■ **WRITTEN TASK**: Your task is to transcribe the records exactly, skipping every image.

Dataset rows about figures:
_ _ _ _ _ _ _
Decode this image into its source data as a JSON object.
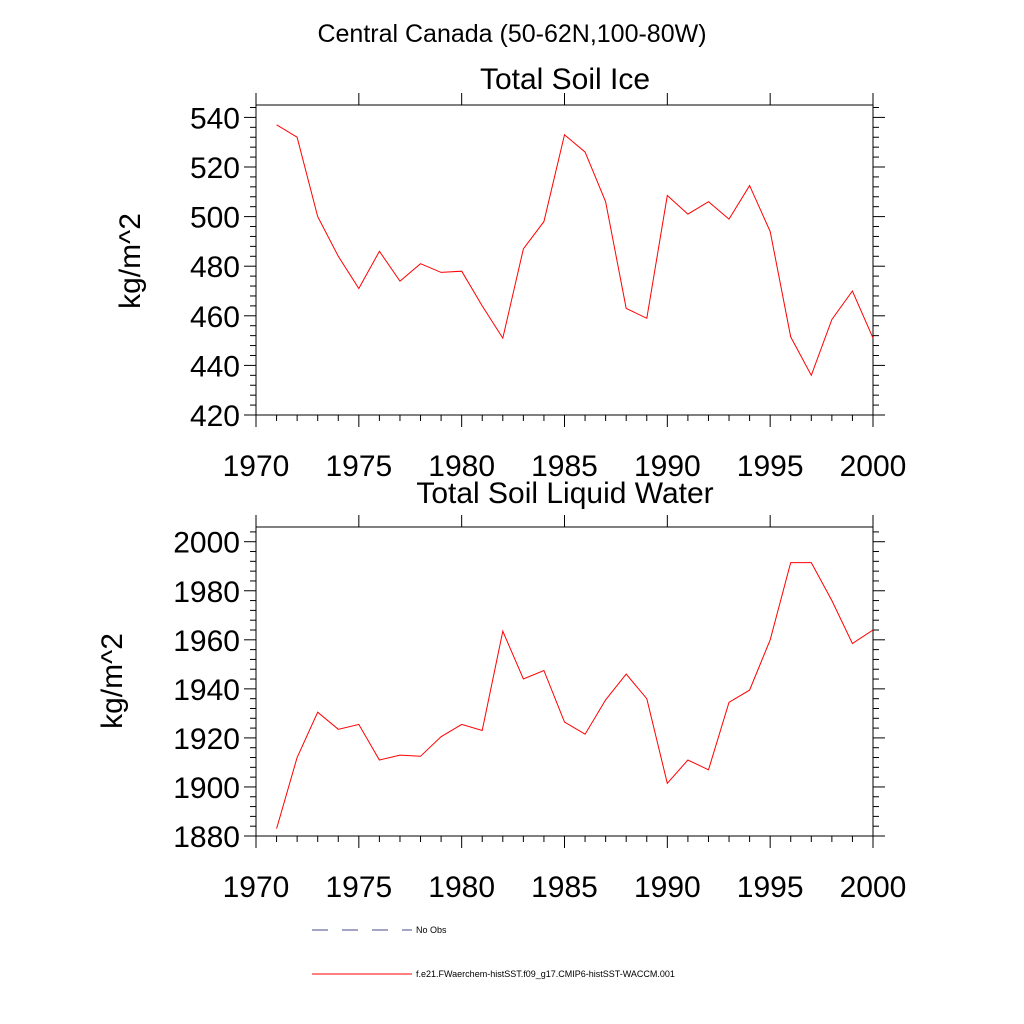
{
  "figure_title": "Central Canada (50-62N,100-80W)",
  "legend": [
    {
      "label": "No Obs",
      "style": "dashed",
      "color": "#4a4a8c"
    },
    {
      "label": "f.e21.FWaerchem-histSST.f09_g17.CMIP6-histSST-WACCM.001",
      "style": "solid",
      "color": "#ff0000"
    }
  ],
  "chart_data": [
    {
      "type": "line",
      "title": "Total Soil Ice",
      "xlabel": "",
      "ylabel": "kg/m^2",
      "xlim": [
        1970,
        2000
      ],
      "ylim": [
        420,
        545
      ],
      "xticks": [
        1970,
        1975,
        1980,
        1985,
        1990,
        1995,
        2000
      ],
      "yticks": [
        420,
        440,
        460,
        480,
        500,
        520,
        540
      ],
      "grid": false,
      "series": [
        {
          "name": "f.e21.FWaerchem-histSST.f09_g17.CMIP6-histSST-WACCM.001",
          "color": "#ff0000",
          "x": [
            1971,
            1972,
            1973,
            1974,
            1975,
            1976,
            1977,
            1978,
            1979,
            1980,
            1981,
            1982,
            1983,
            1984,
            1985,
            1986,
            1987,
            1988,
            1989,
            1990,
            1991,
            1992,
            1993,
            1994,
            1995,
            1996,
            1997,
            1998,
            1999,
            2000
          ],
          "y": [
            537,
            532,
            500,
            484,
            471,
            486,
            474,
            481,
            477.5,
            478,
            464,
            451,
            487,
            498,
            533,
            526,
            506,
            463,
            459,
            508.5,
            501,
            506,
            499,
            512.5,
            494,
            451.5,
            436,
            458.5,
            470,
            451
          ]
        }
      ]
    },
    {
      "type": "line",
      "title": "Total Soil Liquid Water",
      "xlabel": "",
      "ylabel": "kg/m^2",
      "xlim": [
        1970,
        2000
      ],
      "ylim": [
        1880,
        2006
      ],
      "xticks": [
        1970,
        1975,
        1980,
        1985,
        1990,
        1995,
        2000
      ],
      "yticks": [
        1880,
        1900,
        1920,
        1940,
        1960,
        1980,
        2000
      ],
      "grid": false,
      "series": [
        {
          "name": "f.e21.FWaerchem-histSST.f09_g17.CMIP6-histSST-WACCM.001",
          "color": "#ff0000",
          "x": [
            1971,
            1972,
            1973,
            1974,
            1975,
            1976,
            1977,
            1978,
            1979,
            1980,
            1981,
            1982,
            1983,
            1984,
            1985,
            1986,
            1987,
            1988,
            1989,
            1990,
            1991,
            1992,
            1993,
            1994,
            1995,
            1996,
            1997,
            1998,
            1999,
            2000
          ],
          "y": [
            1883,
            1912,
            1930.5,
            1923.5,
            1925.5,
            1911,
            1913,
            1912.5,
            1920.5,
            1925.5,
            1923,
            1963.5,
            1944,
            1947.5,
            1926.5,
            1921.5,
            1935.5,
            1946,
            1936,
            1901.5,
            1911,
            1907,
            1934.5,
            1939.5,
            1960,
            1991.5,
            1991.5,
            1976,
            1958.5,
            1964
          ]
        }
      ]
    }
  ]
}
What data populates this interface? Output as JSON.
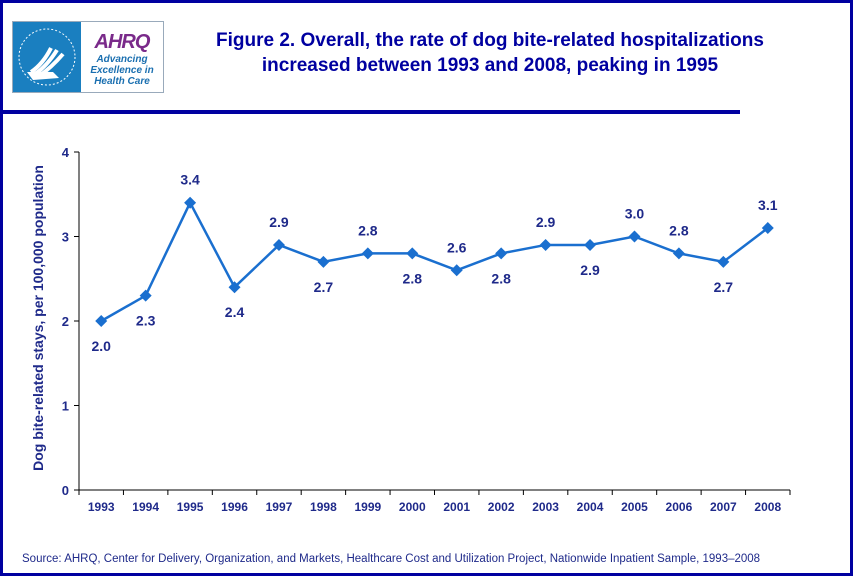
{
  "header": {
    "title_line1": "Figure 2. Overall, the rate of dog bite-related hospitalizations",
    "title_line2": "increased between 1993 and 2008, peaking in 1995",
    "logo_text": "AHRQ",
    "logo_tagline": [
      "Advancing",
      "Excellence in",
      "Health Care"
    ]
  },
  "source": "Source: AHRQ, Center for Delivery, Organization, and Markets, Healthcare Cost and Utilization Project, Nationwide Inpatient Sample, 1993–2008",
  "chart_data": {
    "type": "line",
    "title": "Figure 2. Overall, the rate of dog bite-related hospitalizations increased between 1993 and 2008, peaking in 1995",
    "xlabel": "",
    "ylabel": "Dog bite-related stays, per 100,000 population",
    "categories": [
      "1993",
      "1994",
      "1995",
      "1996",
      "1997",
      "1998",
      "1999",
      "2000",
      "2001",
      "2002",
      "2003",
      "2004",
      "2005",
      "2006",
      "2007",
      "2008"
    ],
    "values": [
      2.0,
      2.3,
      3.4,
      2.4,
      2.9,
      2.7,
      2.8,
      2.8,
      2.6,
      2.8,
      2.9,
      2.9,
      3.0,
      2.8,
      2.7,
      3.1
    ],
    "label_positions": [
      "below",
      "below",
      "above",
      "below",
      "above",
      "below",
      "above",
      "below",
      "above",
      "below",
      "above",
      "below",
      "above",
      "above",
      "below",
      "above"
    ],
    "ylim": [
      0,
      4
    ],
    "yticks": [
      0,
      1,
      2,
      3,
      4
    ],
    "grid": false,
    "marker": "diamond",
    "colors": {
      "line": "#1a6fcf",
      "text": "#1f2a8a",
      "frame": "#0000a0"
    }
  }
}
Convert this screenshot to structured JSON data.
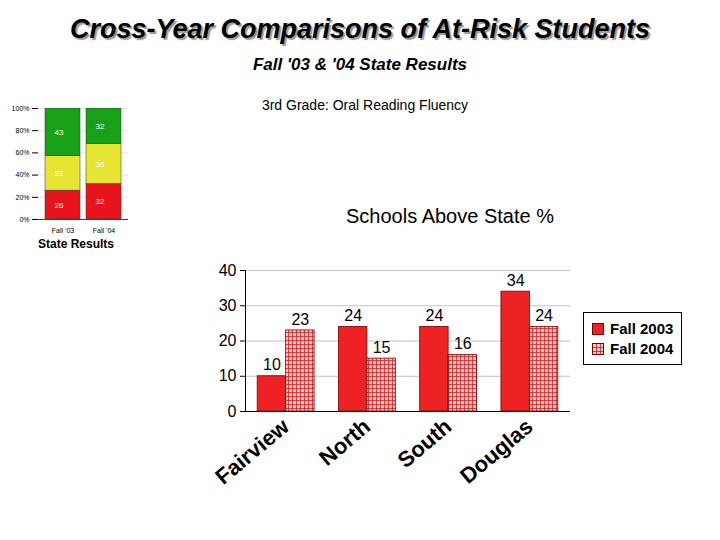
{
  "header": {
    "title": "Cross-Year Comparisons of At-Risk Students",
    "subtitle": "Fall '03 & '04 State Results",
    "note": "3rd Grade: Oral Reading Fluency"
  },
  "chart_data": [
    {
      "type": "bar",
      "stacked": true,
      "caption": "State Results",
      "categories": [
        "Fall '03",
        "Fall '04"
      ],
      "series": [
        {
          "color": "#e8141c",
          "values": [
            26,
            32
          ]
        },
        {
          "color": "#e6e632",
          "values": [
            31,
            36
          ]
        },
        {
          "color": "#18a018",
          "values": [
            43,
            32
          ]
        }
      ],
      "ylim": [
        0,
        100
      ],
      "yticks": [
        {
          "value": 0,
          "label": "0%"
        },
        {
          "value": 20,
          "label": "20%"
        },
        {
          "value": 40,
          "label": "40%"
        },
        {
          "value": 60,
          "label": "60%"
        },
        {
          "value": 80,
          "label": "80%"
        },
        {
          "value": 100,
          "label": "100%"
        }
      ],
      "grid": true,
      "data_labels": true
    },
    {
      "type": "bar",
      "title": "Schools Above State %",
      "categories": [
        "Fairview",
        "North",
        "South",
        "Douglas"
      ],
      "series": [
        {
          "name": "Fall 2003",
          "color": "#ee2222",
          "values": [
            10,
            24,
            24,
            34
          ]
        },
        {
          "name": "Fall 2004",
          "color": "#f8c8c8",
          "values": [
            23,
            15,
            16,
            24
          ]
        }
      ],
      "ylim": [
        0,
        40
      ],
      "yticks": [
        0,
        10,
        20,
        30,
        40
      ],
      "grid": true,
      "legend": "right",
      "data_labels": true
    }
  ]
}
_ _ _ _ _ _ _
■ **EXPECTED ANSWER**:
Decode this image into its source data as a JSON object.
{
  "figure_title": "Central Canada (50-62N,100-80W)",
  "legend": [
    {
      "label": "No Obs",
      "style": "dashed",
      "color": "#4a4a8c"
    },
    {
      "label": "f.e21.FWaerchem-histSST.f09_g17.CMIP6-histSST-WACCM.001",
      "style": "solid",
      "color": "#ff0000"
    }
  ],
  "chart_data": [
    {
      "type": "line",
      "title": "Total Soil Ice",
      "xlabel": "",
      "ylabel": "kg/m^2",
      "xlim": [
        1970,
        2000
      ],
      "ylim": [
        420,
        545
      ],
      "xticks": [
        1970,
        1975,
        1980,
        1985,
        1990,
        1995,
        2000
      ],
      "yticks": [
        420,
        440,
        460,
        480,
        500,
        520,
        540
      ],
      "grid": false,
      "series": [
        {
          "name": "f.e21.FWaerchem-histSST.f09_g17.CMIP6-histSST-WACCM.001",
          "color": "#ff0000",
          "x": [
            1971,
            1972,
            1973,
            1974,
            1975,
            1976,
            1977,
            1978,
            1979,
            1980,
            1981,
            1982,
            1983,
            1984,
            1985,
            1986,
            1987,
            1988,
            1989,
            1990,
            1991,
            1992,
            1993,
            1994,
            1995,
            1996,
            1997,
            1998,
            1999,
            2000
          ],
          "y": [
            537,
            532,
            500,
            484,
            471,
            486,
            474,
            481,
            477.5,
            478,
            464,
            451,
            487,
            498,
            533,
            526,
            506,
            463,
            459,
            508.5,
            501,
            506,
            499,
            512.5,
            494,
            451.5,
            436,
            458.5,
            470,
            451
          ]
        }
      ]
    },
    {
      "type": "line",
      "title": "Total Soil Liquid Water",
      "xlabel": "",
      "ylabel": "kg/m^2",
      "xlim": [
        1970,
        2000
      ],
      "ylim": [
        1880,
        2006
      ],
      "xticks": [
        1970,
        1975,
        1980,
        1985,
        1990,
        1995,
        2000
      ],
      "yticks": [
        1880,
        1900,
        1920,
        1940,
        1960,
        1980,
        2000
      ],
      "grid": false,
      "series": [
        {
          "name": "f.e21.FWaerchem-histSST.f09_g17.CMIP6-histSST-WACCM.001",
          "color": "#ff0000",
          "x": [
            1971,
            1972,
            1973,
            1974,
            1975,
            1976,
            1977,
            1978,
            1979,
            1980,
            1981,
            1982,
            1983,
            1984,
            1985,
            1986,
            1987,
            1988,
            1989,
            1990,
            1991,
            1992,
            1993,
            1994,
            1995,
            1996,
            1997,
            1998,
            1999,
            2000
          ],
          "y": [
            1883,
            1912,
            1930.5,
            1923.5,
            1925.5,
            1911,
            1913,
            1912.5,
            1920.5,
            1925.5,
            1923,
            1963.5,
            1944,
            1947.5,
            1926.5,
            1921.5,
            1935.5,
            1946,
            1936,
            1901.5,
            1911,
            1907,
            1934.5,
            1939.5,
            1960,
            1991.5,
            1991.5,
            1976,
            1958.5,
            1964
          ]
        }
      ]
    }
  ]
}
What data populates this interface? Output as JSON.
{
  "header": {
    "title_line1": "Figure 2. Overall, the rate of dog bite-related hospitalizations",
    "title_line2": "increased between 1993 and 2008, peaking in 1995",
    "logo_text": "AHRQ",
    "logo_tagline": [
      "Advancing",
      "Excellence in",
      "Health Care"
    ]
  },
  "source": "Source: AHRQ, Center for Delivery, Organization, and Markets, Healthcare Cost and Utilization Project, Nationwide Inpatient Sample, 1993–2008",
  "chart_data": {
    "type": "line",
    "title": "Figure 2. Overall, the rate of dog bite-related hospitalizations increased between 1993 and 2008, peaking in 1995",
    "xlabel": "",
    "ylabel": "Dog bite-related stays, per 100,000 population",
    "categories": [
      "1993",
      "1994",
      "1995",
      "1996",
      "1997",
      "1998",
      "1999",
      "2000",
      "2001",
      "2002",
      "2003",
      "2004",
      "2005",
      "2006",
      "2007",
      "2008"
    ],
    "values": [
      2.0,
      2.3,
      3.4,
      2.4,
      2.9,
      2.7,
      2.8,
      2.8,
      2.6,
      2.8,
      2.9,
      2.9,
      3.0,
      2.8,
      2.7,
      3.1
    ],
    "label_positions": [
      "below",
      "below",
      "above",
      "below",
      "above",
      "below",
      "above",
      "below",
      "above",
      "below",
      "above",
      "below",
      "above",
      "above",
      "below",
      "above"
    ],
    "ylim": [
      0,
      4
    ],
    "yticks": [
      0,
      1,
      2,
      3,
      4
    ],
    "grid": false,
    "marker": "diamond",
    "colors": {
      "line": "#1a6fcf",
      "text": "#1f2a8a",
      "frame": "#0000a0"
    }
  }
}
Convert this screenshot to structured JSON data.
{
  "header": {
    "title": "Cross-Year Comparisons of At-Risk Students",
    "subtitle": "Fall '03 & '04 State Results",
    "note": "3rd Grade: Oral Reading Fluency"
  },
  "chart_data": [
    {
      "type": "bar",
      "stacked": true,
      "caption": "State Results",
      "categories": [
        "Fall '03",
        "Fall '04"
      ],
      "series": [
        {
          "color": "#e8141c",
          "values": [
            26,
            32
          ]
        },
        {
          "color": "#e6e632",
          "values": [
            31,
            36
          ]
        },
        {
          "color": "#18a018",
          "values": [
            43,
            32
          ]
        }
      ],
      "ylim": [
        0,
        100
      ],
      "yticks": [
        {
          "value": 0,
          "label": "0%"
        },
        {
          "value": 20,
          "label": "20%"
        },
        {
          "value": 40,
          "label": "40%"
        },
        {
          "value": 60,
          "label": "60%"
        },
        {
          "value": 80,
          "label": "80%"
        },
        {
          "value": 100,
          "label": "100%"
        }
      ],
      "grid": true,
      "data_labels": true
    },
    {
      "type": "bar",
      "title": "Schools Above State %",
      "categories": [
        "Fairview",
        "North",
        "South",
        "Douglas"
      ],
      "series": [
        {
          "name": "Fall 2003",
          "color": "#ee2222",
          "values": [
            10,
            24,
            24,
            34
          ]
        },
        {
          "name": "Fall 2004",
          "color": "#f8c8c8",
          "values": [
            23,
            15,
            16,
            24
          ]
        }
      ],
      "ylim": [
        0,
        40
      ],
      "yticks": [
        0,
        10,
        20,
        30,
        40
      ],
      "grid": true,
      "legend": "right",
      "data_labels": true
    }
  ]
}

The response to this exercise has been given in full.